REQUIRED WORK:
[1] Reproduce the part of the text on India's groundwater laws starting at "LAWS AND POLICIES" and ending at "29 February 1996).".
[2] List every act the text on India's groundwater laws names, with the year it gives for each.

SELECTION:
--- Begin ---
LAWS AND POLICIES RELEVANT FOR MAR

National policies and laws

Following the Bhopal gas leak disaster of 1984 and similar events, the Supreme Court of India concluded from the right to life (Article 21 Constitution of India) that ‘environmental, ecological, air, water pollution […] should be regarded as amounting to a violation of Article 21’ (Virendra Gaur v State of Haryana of 24 November 1994) and that drinking ‘cannot be made subservient to any other use of water, like irrigation. So the right to use of water for domestic purpose would prevail over other needs’ (Delhi Water Supply & Sewerage v State of Haryana of 29 February 1996).

This case law compelled the Government of India to revise the National Water Policy of 1987 in 2002 and later in 2012. The new policy is supportive of MAR, focusing on groundwater extraction, water resources planning, and recycling. This is consistent with the National Environment Policy of 2006, which supports rainwater harvesting (RWH) and promotes MAR. The National Water Policy recognizes the problem of declining groundwater levels in over-exploited areas and addresses technological measures to arrest such a trend; artificial recharge programs shall ensure the extraction–recharge balance of groundwater. The policy reiterates the ecological need that aquifers maintain certain base flows, it recognizes the importance of groundwater in the inter-state dispute settlement, and it declares the importance of aquifer mapping and the need for keeping that information up to date. Further, the policy addresses several quality and quantity oriented issues relating to groundwater, recycling and reuse of water, groundwater depletion, and the need and impact of small RWH structures.

To implement this policy, the national government proposed a framework law. A Model Bill for the Conservation, Protection and Regulation of Groundwater was drafted by the Planning Commission of India. The framework law is an umbrella statement of general principles of law guiding all the state agencies in their water-related agenda. In addition, the Government of India has instruments to directly improve the water situation at the local level, namely by legislation about pollution control (e.g. Water Prevention and Control of Pollution Act of 1974, Environment Protection Act of 1986) and through the authorities established under these laws. They have the mandate to establish and enforce water-related standards. A national groundwater agency is created under the environmental laws to study, survey and monitor the groundwater situation in India. This agency has wider powers to regulate the quality aspects of groundwater. Further, victims of pollution may claim damages and compensation under the National Green Tribunal Act of 2010. The national government also initiated several funding schemes, which may finance MAR structures (e.g. Central Sector Scheme, Rural Employment Guarantee Program).

State policies and laws, specifically for Tamil Nadu

Not all states approve the National Water Policy. Its most contested aspect is about rational water prizing and cuts of energy subsidies for agro-business (whereas small and marginal farmers remain in a preferential position). In the public debate this was seen as an intention to privatize water-services, possibly depriving the poor from access to water (Flynn & Chirwa 2005). Also the planned Water Regulatory Authority was perceived as an attempt to usurp the powers of the states in water management. Rather, in the view of states, the union should focus on the resolution of inter-state disputes, the management of inter-state rivers and on international water issues. Hitherto the union resolved these matters unsatisfactorily (Jamil et al. 2012). Further, while under the model bill groundwater is to be treated as a community resource held by the state under the public trust doctrine, groundwater legislation of the states considers groundwater as a state-controlled resource, as is illustrated in Table 1. Thus, the state groundwater laws need to be modified.
--- End ---
RECORDED DATA:
--- Begin ---
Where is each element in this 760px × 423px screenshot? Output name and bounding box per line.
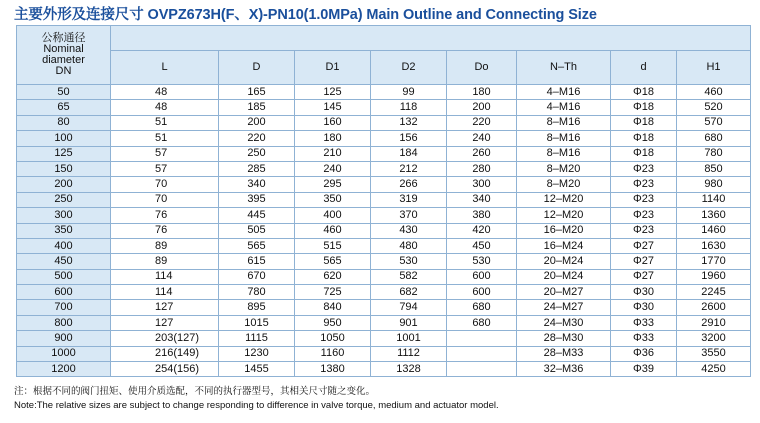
--- End ---
ANSWER LIST:
[1]
LAWS AND POLICIES RELEVANT FOR MAR

National policies and laws

Following the Bhopal gas leak disaster of 1984 and similar events, the Supreme Court of India concluded from the right to life (Article 21 Constitution of India) that ‘environmental, ecological, air, water pollution […] should be regarded as amounting to a violation of Article 21’ (Virendra Gaur v State of Haryana of 24 November 1994) and that drinking ‘cannot be made subservient to any other use of water, like irrigation. So the right to use of water for domestic purpose would prevail over other needs’ (Delhi Water Supply & Sewerage v State of Haryana of 29 February 1996).

[2]
- Water Prevention and Control of Pollution Act of 1974
- Environment Protection Act of 1986
- National Green Tribunal Act of 2010